Task directions: Give every line back verbatim, dropping all images.

Extracted records:
* BEGIN *

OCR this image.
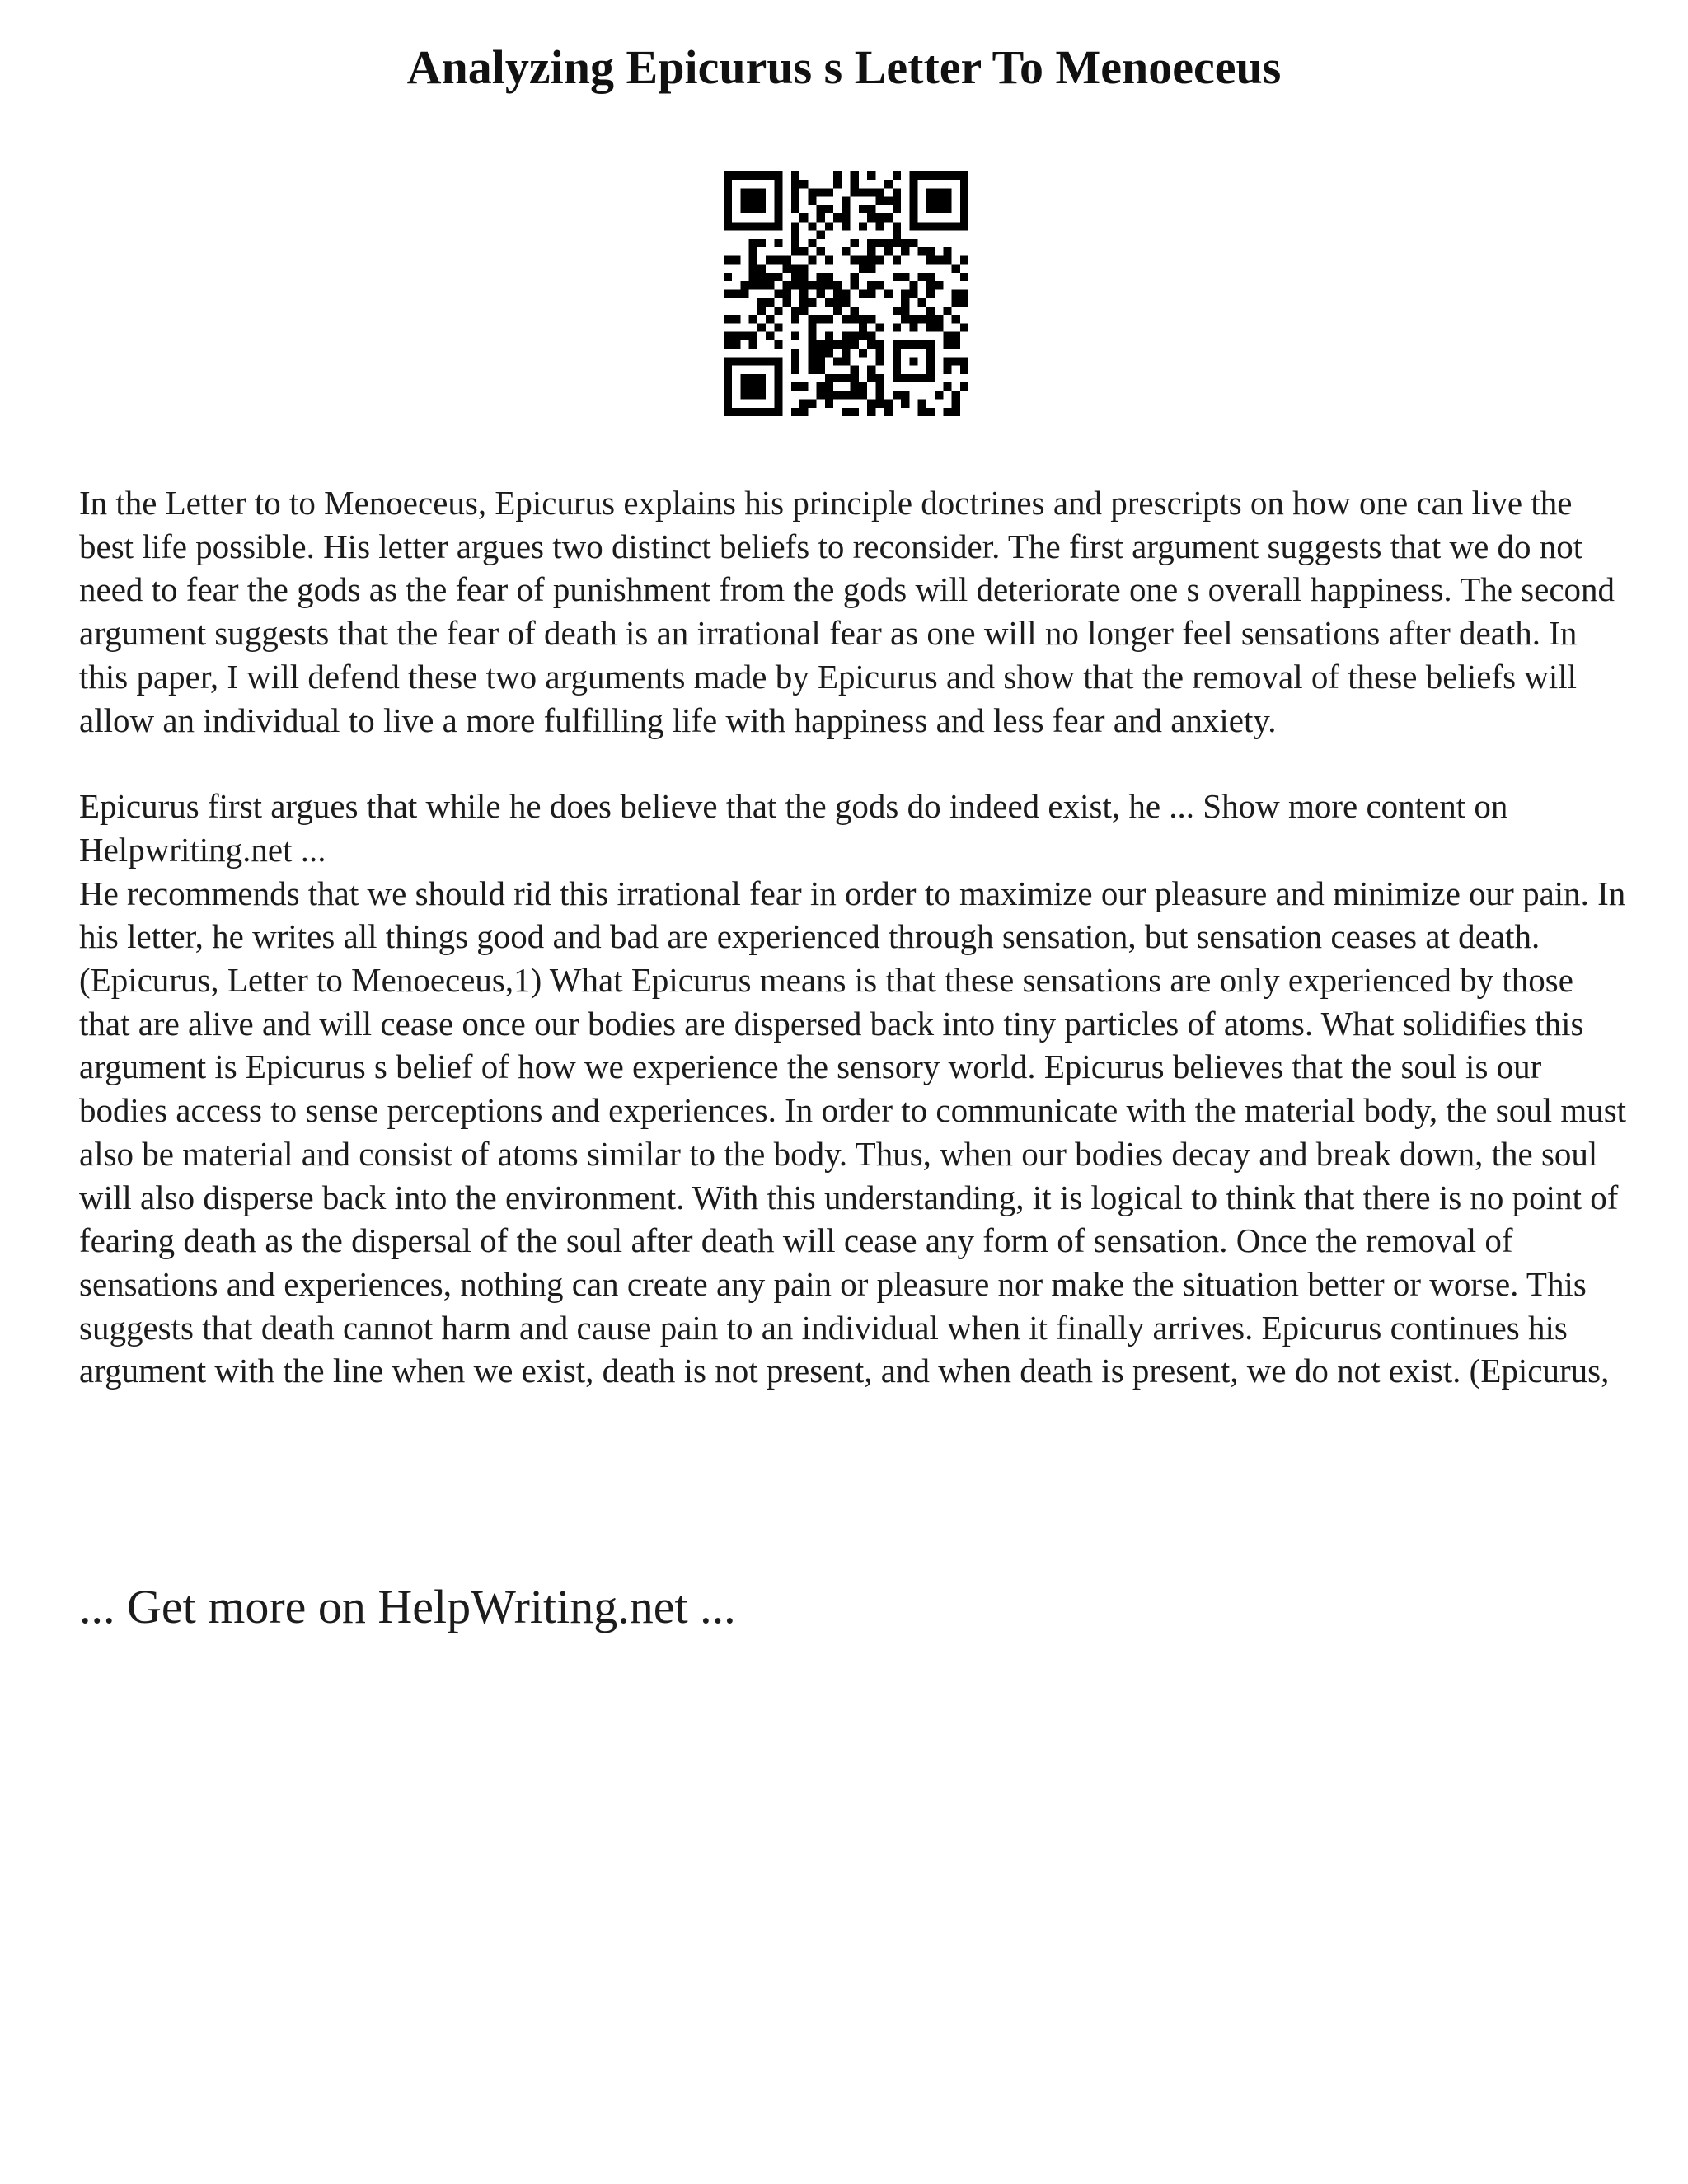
Analyzing Epicurus s Letter To Menoeceus

In the Letter to to Menoeceus, Epicurus explains his principle doctrines and prescripts on how one can live the best life possible. His letter argues two distinct beliefs to reconsider. The first argument suggests that we do not need to fear the gods as the fear of punishment from the gods will deteriorate one s overall happiness. The second argument suggests that the fear of death is an irrational fear as one will no longer feel sensations after death. In this paper, I will defend these two arguments made by Epicurus and show that the removal of these beliefs will allow an individual to live a more fulfilling life with happiness and less fear and anxiety.

Epicurus first argues that while he does believe that the gods do indeed exist, he ... Show more content on Helpwriting.net ...

He recommends that we should rid this irrational fear in order to maximize our pleasure and minimize our pain. In his letter, he writes all things good and bad are experienced through sensation, but sensation ceases at death. (Epicurus, Letter to Menoeceus,1) What Epicurus means is that these sensations are only experienced by those that are alive and will cease once our bodies are dispersed back into tiny particles of atoms. What solidifies this argument is Epicurus s belief of how we experience the sensory world. Epicurus believes that the soul is our bodies access to sense perceptions and experiences. In order to communicate with the material body, the soul must also be material and consist of atoms similar to the body. Thus, when our bodies decay and break down, the soul will also disperse back into the environment. With this understanding, it is logical to think that there is no point of fearing death as the dispersal of the soul after death will cease any form of sensation. Once the removal of sensations and experiences, nothing can create any pain or pleasure nor make the situation better or worse. This suggests that death cannot harm and cause pain to an individual when it finally arrives. Epicurus continues his argument with the line when we exist, death is not present, and when death is present, we do not exist. (Epicurus,

... Get more on HelpWriting.net ...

* END *

Correct answer:
OCR this image.
Analyzing Epicurus s Letter To Menoeceus

In the Letter to to Menoeceus, Epicurus explains his principle doctrines and prescripts on how one can live the best life possible. His letter argues two distinct beliefs to reconsider. The first argument suggests that we do not need to fear the gods as the fear of punishment from the gods will deteriorate one s overall happiness. The second argument suggests that the fear of death is an irrational fear as one will no longer feel sensations after death. In this paper, I will defend these two arguments made by Epicurus and show that the removal of these beliefs will allow an individual to live a more fulfilling life with happiness and less fear and anxiety.

Epicurus first argues that while he does believe that the gods do indeed exist, he ... Show more content on Helpwriting.net ...

He recommends that we should rid this irrational fear in order to maximize our pleasure and minimize our pain. In his letter, he writes all things good and bad are experienced through sensation, but sensation ceases at death. (Epicurus, Letter to Menoeceus,1) What Epicurus means is that these sensations are only experienced by those that are alive and will cease once our bodies are dispersed back into tiny particles of atoms. What solidifies this argument is Epicurus s belief of how we experience the sensory world. Epicurus believes that the soul is our bodies access to sense perceptions and experiences. In order to communicate with the material body, the soul must also be material and consist of atoms similar to the body. Thus, when our bodies decay and break down, the soul will also disperse back into the environment. With this understanding, it is logical to think that there is no point of fearing death as the dispersal of the soul after death will cease any form of sensation. Once the removal of sensations and experiences, nothing can create any pain or pleasure nor make the situation better or worse. This suggests that death cannot harm and cause pain to an individual when it finally arrives. Epicurus continues his argument with the line when we exist, death is not present, and when death is present, we do not exist. (Epicurus,

... Get more on HelpWriting.net ...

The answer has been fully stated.